Aim of the task:
Search the entries for the word "under" and pull out each line that has it.

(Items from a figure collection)
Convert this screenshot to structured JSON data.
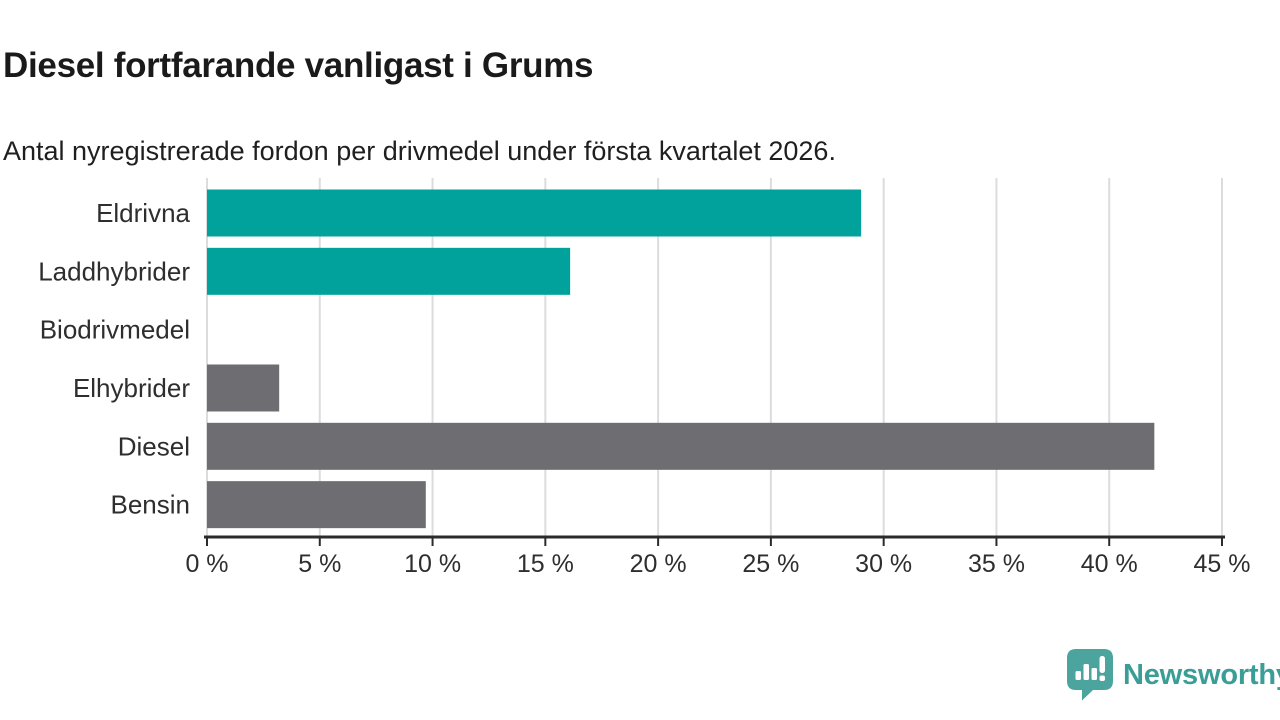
{
  "header": {
    "title": "Diesel fortfarande vanligast i Grums",
    "subtitle": "Antal nyregistrerade fordon per drivmedel under första kvartalet 2026."
  },
  "chart_data": {
    "type": "bar",
    "orientation": "horizontal",
    "title": "Diesel fortfarande vanligast i Grums",
    "subtitle": "Antal nyregistrerade fordon per drivmedel under första kvartalet 2026.",
    "categories": [
      "Eldrivna",
      "Laddhybrider",
      "Biodrivmedel",
      "Elhybrider",
      "Diesel",
      "Bensin"
    ],
    "values": [
      29,
      16.1,
      0,
      3.2,
      42,
      9.7
    ],
    "value_unit": "%",
    "bar_colors": [
      "#00a29b",
      "#00a29b",
      "#00a29b",
      "#6d6d72",
      "#6d6d72",
      "#6d6d72"
    ],
    "xlim": [
      0,
      45
    ],
    "x_ticks": [
      0,
      5,
      10,
      15,
      20,
      25,
      30,
      35,
      40,
      45
    ],
    "x_tick_labels": [
      "0 %",
      "5 %",
      "10 %",
      "15 %",
      "20 %",
      "25 %",
      "30 %",
      "35 %",
      "40 %",
      "45 %"
    ],
    "grid": true,
    "legend_position": "none"
  },
  "footer": {
    "brand": "Newsworthy"
  },
  "colors": {
    "bar_teal": "#00a29b",
    "bar_gray": "#6d6d72",
    "grid_line": "#dcdcdc",
    "axis_line": "#2b2b2b",
    "label_text": "#2e2e2e",
    "title_text": "#1a1a1a",
    "brand_text": "#3a9d96",
    "brand_icon": "#4ba49d"
  }
}
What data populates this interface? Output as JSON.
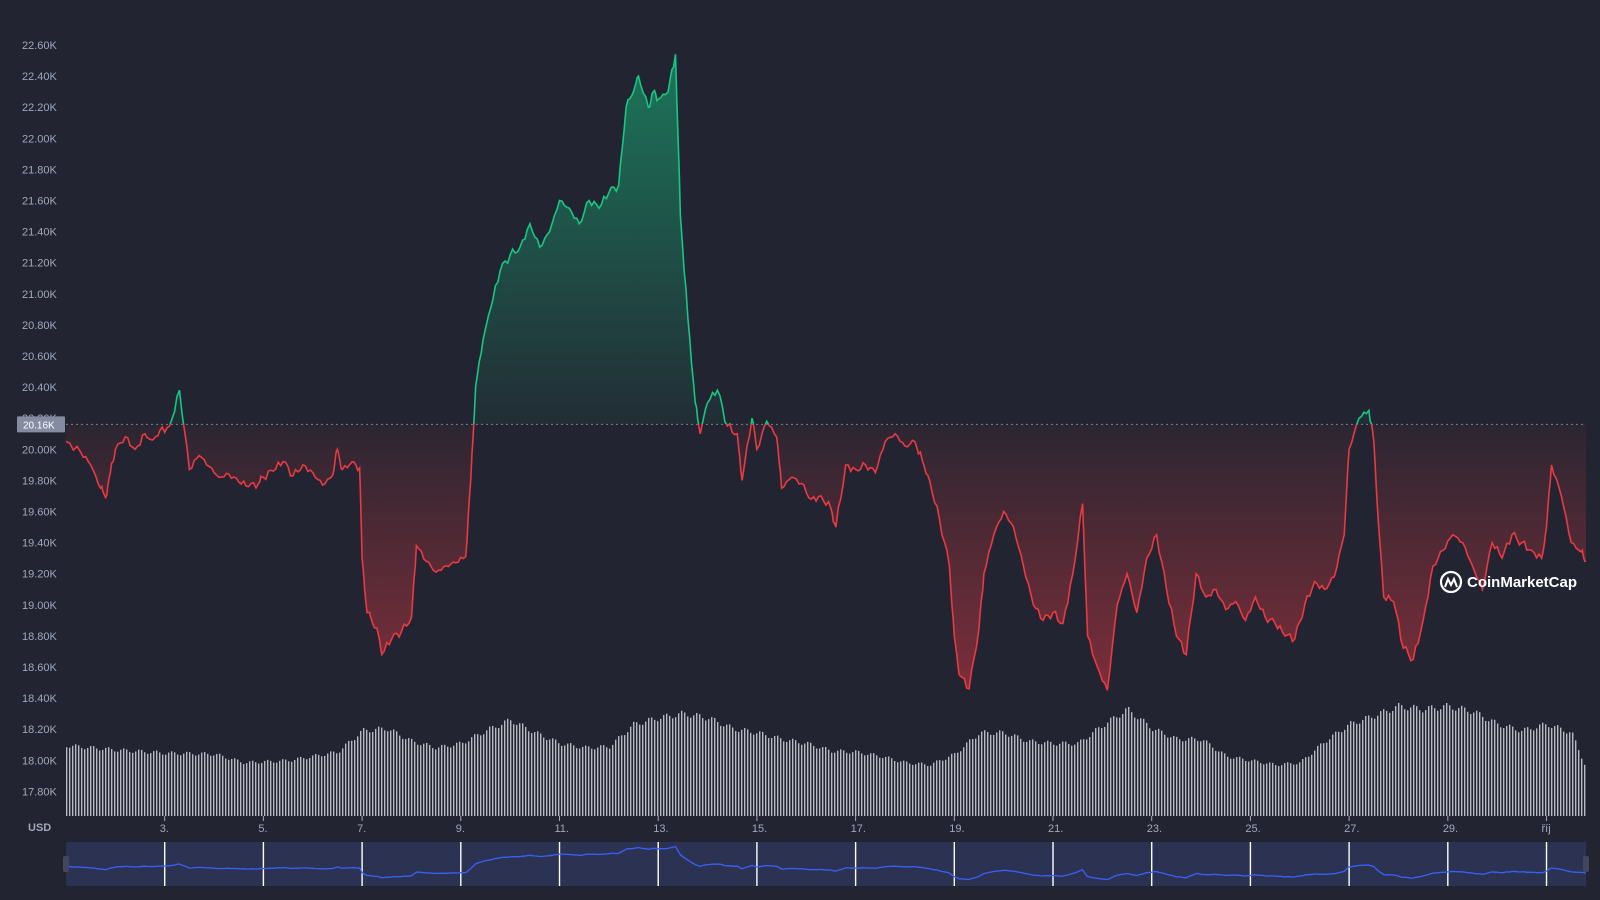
{
  "chart_data": {
    "type": "area",
    "currency": "USD",
    "ylim": [
      17600,
      22700
    ],
    "y_ticks": [
      "22.60K",
      "22.40K",
      "22.20K",
      "22.00K",
      "21.80K",
      "21.60K",
      "21.40K",
      "21.20K",
      "21.00K",
      "20.80K",
      "20.60K",
      "20.40K",
      "20.20K",
      "20.00K",
      "19.80K",
      "19.60K",
      "19.40K",
      "19.20K",
      "19.00K",
      "18.80K",
      "18.60K",
      "18.40K",
      "18.20K",
      "18.00K",
      "17.80K"
    ],
    "y_tick_values": [
      22600,
      22400,
      22200,
      22000,
      21800,
      21600,
      21400,
      21200,
      21000,
      20800,
      20600,
      20400,
      20200,
      20000,
      19800,
      19600,
      19400,
      19200,
      19000,
      18800,
      18600,
      18400,
      18200,
      18000,
      17800
    ],
    "x_ticks": [
      "3.",
      "5.",
      "7.",
      "9.",
      "11.",
      "13.",
      "15.",
      "17.",
      "19.",
      "21.",
      "23.",
      "25.",
      "27.",
      "29.",
      "říj"
    ],
    "x_tick_days": [
      3,
      5,
      7,
      9,
      11,
      13,
      15,
      17,
      19,
      21,
      23,
      25,
      27,
      29,
      31
    ],
    "xlim_days": [
      1,
      31.8
    ],
    "reference_price": 20160,
    "reference_label": "20.16K",
    "up_color": "#16c784",
    "down_color": "#ea3943",
    "price_points": [
      [
        1.0,
        20050
      ],
      [
        1.3,
        19980
      ],
      [
        1.5,
        19900
      ],
      [
        1.7,
        19750
      ],
      [
        1.8,
        19690
      ],
      [
        1.9,
        19850
      ],
      [
        2.0,
        20000
      ],
      [
        2.2,
        20080
      ],
      [
        2.4,
        20000
      ],
      [
        2.6,
        20100
      ],
      [
        2.75,
        20060
      ],
      [
        2.9,
        20120
      ],
      [
        3.1,
        20150
      ],
      [
        3.3,
        20380
      ],
      [
        3.5,
        19870
      ],
      [
        3.7,
        19960
      ],
      [
        3.9,
        19890
      ],
      [
        4.1,
        19820
      ],
      [
        4.3,
        19840
      ],
      [
        4.5,
        19790
      ],
      [
        4.7,
        19760
      ],
      [
        4.9,
        19780
      ],
      [
        5.0,
        19820
      ],
      [
        5.2,
        19860
      ],
      [
        5.4,
        19920
      ],
      [
        5.6,
        19830
      ],
      [
        5.8,
        19900
      ],
      [
        6.0,
        19850
      ],
      [
        6.2,
        19770
      ],
      [
        6.4,
        19830
      ],
      [
        6.5,
        20000
      ],
      [
        6.6,
        19870
      ],
      [
        6.8,
        19920
      ],
      [
        6.95,
        19880
      ],
      [
        7.0,
        19300
      ],
      [
        7.1,
        18950
      ],
      [
        7.3,
        18850
      ],
      [
        7.4,
        18680
      ],
      [
        7.6,
        18780
      ],
      [
        7.8,
        18830
      ],
      [
        8.0,
        18920
      ],
      [
        8.1,
        19380
      ],
      [
        8.3,
        19280
      ],
      [
        8.5,
        19210
      ],
      [
        8.7,
        19250
      ],
      [
        8.9,
        19270
      ],
      [
        9.1,
        19310
      ],
      [
        9.2,
        19800
      ],
      [
        9.3,
        20400
      ],
      [
        9.45,
        20700
      ],
      [
        9.6,
        20900
      ],
      [
        9.8,
        21150
      ],
      [
        10.0,
        21250
      ],
      [
        10.2,
        21300
      ],
      [
        10.4,
        21450
      ],
      [
        10.6,
        21300
      ],
      [
        10.8,
        21400
      ],
      [
        11.0,
        21600
      ],
      [
        11.2,
        21550
      ],
      [
        11.4,
        21450
      ],
      [
        11.6,
        21600
      ],
      [
        11.8,
        21550
      ],
      [
        12.0,
        21650
      ],
      [
        12.2,
        21700
      ],
      [
        12.35,
        22200
      ],
      [
        12.5,
        22300
      ],
      [
        12.6,
        22400
      ],
      [
        12.8,
        22200
      ],
      [
        12.9,
        22300
      ],
      [
        13.0,
        22250
      ],
      [
        13.2,
        22300
      ],
      [
        13.35,
        22540
      ],
      [
        13.45,
        21500
      ],
      [
        13.6,
        20850
      ],
      [
        13.75,
        20300
      ],
      [
        13.85,
        20100
      ],
      [
        14.0,
        20300
      ],
      [
        14.2,
        20380
      ],
      [
        14.4,
        20150
      ],
      [
        14.6,
        20100
      ],
      [
        14.7,
        19800
      ],
      [
        14.9,
        20200
      ],
      [
        15.0,
        20000
      ],
      [
        15.2,
        20180
      ],
      [
        15.4,
        20080
      ],
      [
        15.5,
        19750
      ],
      [
        15.7,
        19820
      ],
      [
        15.9,
        19780
      ],
      [
        16.1,
        19680
      ],
      [
        16.3,
        19700
      ],
      [
        16.5,
        19620
      ],
      [
        16.6,
        19500
      ],
      [
        16.8,
        19900
      ],
      [
        17.0,
        19870
      ],
      [
        17.2,
        19900
      ],
      [
        17.4,
        19850
      ],
      [
        17.6,
        20050
      ],
      [
        17.8,
        20100
      ],
      [
        18.0,
        20020
      ],
      [
        18.2,
        20050
      ],
      [
        18.35,
        19930
      ],
      [
        18.5,
        19800
      ],
      [
        18.7,
        19550
      ],
      [
        18.9,
        19250
      ],
      [
        19.0,
        18800
      ],
      [
        19.1,
        18550
      ],
      [
        19.3,
        18460
      ],
      [
        19.5,
        18850
      ],
      [
        19.6,
        19200
      ],
      [
        19.8,
        19450
      ],
      [
        20.0,
        19600
      ],
      [
        20.2,
        19500
      ],
      [
        20.4,
        19250
      ],
      [
        20.6,
        19000
      ],
      [
        20.8,
        18900
      ],
      [
        21.0,
        18950
      ],
      [
        21.2,
        18880
      ],
      [
        21.4,
        19200
      ],
      [
        21.6,
        19650
      ],
      [
        21.7,
        18800
      ],
      [
        21.9,
        18600
      ],
      [
        22.1,
        18450
      ],
      [
        22.3,
        19000
      ],
      [
        22.5,
        19200
      ],
      [
        22.7,
        18950
      ],
      [
        22.9,
        19300
      ],
      [
        23.1,
        19450
      ],
      [
        23.3,
        19100
      ],
      [
        23.5,
        18800
      ],
      [
        23.7,
        18680
      ],
      [
        23.9,
        19200
      ],
      [
        24.1,
        19050
      ],
      [
        24.3,
        19100
      ],
      [
        24.5,
        18970
      ],
      [
        24.7,
        19020
      ],
      [
        24.9,
        18900
      ],
      [
        25.1,
        19050
      ],
      [
        25.3,
        18920
      ],
      [
        25.5,
        18880
      ],
      [
        25.7,
        18800
      ],
      [
        25.9,
        18780
      ],
      [
        26.1,
        19000
      ],
      [
        26.3,
        19150
      ],
      [
        26.5,
        19100
      ],
      [
        26.7,
        19180
      ],
      [
        26.9,
        19450
      ],
      [
        27.0,
        20000
      ],
      [
        27.2,
        20200
      ],
      [
        27.4,
        20250
      ],
      [
        27.5,
        20050
      ],
      [
        27.6,
        19500
      ],
      [
        27.7,
        19050
      ],
      [
        27.9,
        19020
      ],
      [
        28.1,
        18720
      ],
      [
        28.3,
        18650
      ],
      [
        28.5,
        18900
      ],
      [
        28.7,
        19250
      ],
      [
        28.9,
        19350
      ],
      [
        29.1,
        19450
      ],
      [
        29.3,
        19400
      ],
      [
        29.5,
        19250
      ],
      [
        29.7,
        19100
      ],
      [
        29.9,
        19400
      ],
      [
        30.1,
        19300
      ],
      [
        30.3,
        19450
      ],
      [
        30.5,
        19400
      ],
      [
        30.7,
        19350
      ],
      [
        30.9,
        19300
      ],
      [
        31.0,
        19500
      ],
      [
        31.1,
        19900
      ],
      [
        31.3,
        19700
      ],
      [
        31.5,
        19400
      ],
      [
        31.7,
        19340
      ],
      [
        31.8,
        19280
      ]
    ],
    "volume_profile": [
      [
        1.0,
        0.66
      ],
      [
        2.0,
        0.62
      ],
      [
        3.0,
        0.59
      ],
      [
        4.0,
        0.58
      ],
      [
        4.6,
        0.5
      ],
      [
        5.5,
        0.52
      ],
      [
        6.5,
        0.6
      ],
      [
        7.0,
        0.8
      ],
      [
        7.5,
        0.82
      ],
      [
        8.0,
        0.7
      ],
      [
        8.5,
        0.64
      ],
      [
        9.0,
        0.68
      ],
      [
        9.5,
        0.8
      ],
      [
        10.0,
        0.9
      ],
      [
        10.5,
        0.78
      ],
      [
        11.0,
        0.68
      ],
      [
        11.5,
        0.64
      ],
      [
        12.0,
        0.65
      ],
      [
        12.5,
        0.86
      ],
      [
        13.0,
        0.92
      ],
      [
        13.5,
        0.96
      ],
      [
        14.0,
        0.92
      ],
      [
        14.5,
        0.82
      ],
      [
        15.0,
        0.78
      ],
      [
        15.5,
        0.72
      ],
      [
        16.0,
        0.68
      ],
      [
        16.5,
        0.61
      ],
      [
        17.0,
        0.6
      ],
      [
        17.5,
        0.56
      ],
      [
        18.0,
        0.5
      ],
      [
        18.5,
        0.48
      ],
      [
        19.0,
        0.58
      ],
      [
        19.5,
        0.78
      ],
      [
        20.0,
        0.78
      ],
      [
        20.5,
        0.7
      ],
      [
        21.0,
        0.68
      ],
      [
        21.5,
        0.68
      ],
      [
        22.0,
        0.85
      ],
      [
        22.5,
        1.0
      ],
      [
        23.0,
        0.82
      ],
      [
        23.5,
        0.72
      ],
      [
        24.0,
        0.72
      ],
      [
        24.5,
        0.56
      ],
      [
        25.0,
        0.52
      ],
      [
        25.5,
        0.48
      ],
      [
        26.0,
        0.5
      ],
      [
        26.5,
        0.7
      ],
      [
        27.0,
        0.86
      ],
      [
        27.5,
        0.94
      ],
      [
        28.0,
        1.03
      ],
      [
        28.5,
        1.0
      ],
      [
        29.0,
        1.03
      ],
      [
        29.5,
        0.98
      ],
      [
        30.0,
        0.86
      ],
      [
        30.5,
        0.8
      ],
      [
        31.0,
        0.86
      ],
      [
        31.5,
        0.78
      ],
      [
        31.8,
        0.44
      ]
    ]
  },
  "brand": {
    "name": "CoinMarketCap"
  }
}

Result of the exercise:
    "subtitle": "Antal nyregistrerade fordon per drivmedel under första kvartalet 2026."
    "subtitle": "Antal nyregistrerade fordon per drivmedel under första kvartalet 2026.",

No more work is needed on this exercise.